__Task description__.
Retype the material in full, keeping every word the same.

[Stored dataset items]
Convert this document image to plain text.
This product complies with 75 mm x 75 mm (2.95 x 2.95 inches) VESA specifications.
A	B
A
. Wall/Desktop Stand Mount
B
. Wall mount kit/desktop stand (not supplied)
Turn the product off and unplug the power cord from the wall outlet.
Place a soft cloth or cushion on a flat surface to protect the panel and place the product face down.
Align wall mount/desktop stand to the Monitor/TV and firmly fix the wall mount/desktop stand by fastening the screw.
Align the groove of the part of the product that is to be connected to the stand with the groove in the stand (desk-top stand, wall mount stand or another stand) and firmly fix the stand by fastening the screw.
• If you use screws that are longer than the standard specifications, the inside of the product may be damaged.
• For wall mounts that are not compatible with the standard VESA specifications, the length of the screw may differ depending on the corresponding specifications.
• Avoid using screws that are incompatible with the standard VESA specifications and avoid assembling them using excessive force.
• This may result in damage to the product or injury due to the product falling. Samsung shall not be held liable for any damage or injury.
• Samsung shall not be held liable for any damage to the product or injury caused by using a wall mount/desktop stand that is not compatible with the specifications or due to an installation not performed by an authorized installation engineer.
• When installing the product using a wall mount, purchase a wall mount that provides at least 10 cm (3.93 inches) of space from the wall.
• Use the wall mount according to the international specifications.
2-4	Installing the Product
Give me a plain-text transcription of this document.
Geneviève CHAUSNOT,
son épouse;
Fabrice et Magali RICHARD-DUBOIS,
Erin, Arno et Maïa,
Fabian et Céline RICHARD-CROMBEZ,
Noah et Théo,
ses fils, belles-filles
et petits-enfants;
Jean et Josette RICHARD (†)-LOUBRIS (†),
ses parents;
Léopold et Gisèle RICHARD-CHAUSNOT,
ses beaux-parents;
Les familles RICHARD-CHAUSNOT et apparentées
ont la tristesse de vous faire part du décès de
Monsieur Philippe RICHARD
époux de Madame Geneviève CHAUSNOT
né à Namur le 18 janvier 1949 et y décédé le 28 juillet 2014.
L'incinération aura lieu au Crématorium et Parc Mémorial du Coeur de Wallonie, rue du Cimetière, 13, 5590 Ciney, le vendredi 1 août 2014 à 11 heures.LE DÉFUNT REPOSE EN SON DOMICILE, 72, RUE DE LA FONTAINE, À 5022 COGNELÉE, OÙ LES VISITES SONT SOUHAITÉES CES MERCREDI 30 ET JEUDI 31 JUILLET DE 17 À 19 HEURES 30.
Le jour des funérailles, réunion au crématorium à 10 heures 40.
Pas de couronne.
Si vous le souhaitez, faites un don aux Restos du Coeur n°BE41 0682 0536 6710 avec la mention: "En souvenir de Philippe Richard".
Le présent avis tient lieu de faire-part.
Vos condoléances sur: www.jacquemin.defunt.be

__Task answer__.
Convert this document image to plain text.
This product complies with 75 mm x 75 mm (2.95 x 2.95 inches) VESA specifications.
A	B
A
. Wall/Desktop Stand Mount
B
. Wall mount kit/desktop stand (not supplied)
Turn the product off and unplug the power cord from the wall outlet.
Place a soft cloth or cushion on a flat surface to protect the panel and place the product face down.
Align wall mount/desktop stand to the Monitor/TV and firmly fix the wall mount/desktop stand by fastening the screw.
Align the groove of the part of the product that is to be connected to the stand with the groove in the stand (desk-top stand, wall mount stand or another stand) and firmly fix the stand by fastening the screw.
• If you use screws that are longer than the standard specifications, the inside of the product may be damaged.
• For wall mounts that are not compatible with the standard VESA specifications, the length of the screw may differ depending on the corresponding specifications.
• Avoid using screws that are incompatible with the standard VESA specifications and avoid assembling them using excessive force.
• This may result in damage to the product or injury due to the product falling. Samsung shall not be held liable for any damage or injury.
• Samsung shall not be held liable for any damage to the product or injury caused by using a wall mount/desktop stand that is not compatible with the specifications or due to an installation not performed by an authorized installation engineer.
• When installing the product using a wall mount, purchase a wall mount that provides at least 10 cm (3.93 inches) of space from the wall.
• Use the wall mount according to the international specifications.
2-4	Installing the Product
Give me a plain-text transcription of this document.
Geneviève CHAUSNOT,
son épouse;
Fabrice et Magali RICHARD-DUBOIS,
Erin, Arno et Maïa,
Fabian et Céline RICHARD-CROMBEZ,
Noah et Théo,
ses fils, belles-filles
et petits-enfants;
Jean et Josette RICHARD (†)-LOUBRIS (†),
ses parents;
Léopold et Gisèle RICHARD-CHAUSNOT,
ses beaux-parents;
Les familles RICHARD-CHAUSNOT et apparentées
ont la tristesse de vous faire part du décès de
Monsieur Philippe RICHARD
époux de Madame Geneviève CHAUSNOT
né à Namur le 18 janvier 1949 et y décédé le 28 juillet 2014.
L'incinération aura lieu au Crématorium et Parc Mémorial du Coeur de Wallonie, rue du Cimetière, 13, 5590 Ciney, le vendredi 1 août 2014 à 11 heures.LE DÉFUNT REPOSE EN SON DOMICILE, 72, RUE DE LA FONTAINE, À 5022 COGNELÉE, OÙ LES VISITES SONT SOUHAITÉES CES MERCREDI 30 ET JEUDI 31 JUILLET DE 17 À 19 HEURES 30.
Le jour des funérailles, réunion au crématorium à 10 heures 40.
Pas de couronne.
Si vous le souhaitez, faites un don aux Restos du Coeur n°BE41 0682 0536 6710 avec la mention: "En souvenir de Philippe Richard".
Le présent avis tient lieu de faire-part.
Vos condoléances sur: www.jacquemin.defunt.be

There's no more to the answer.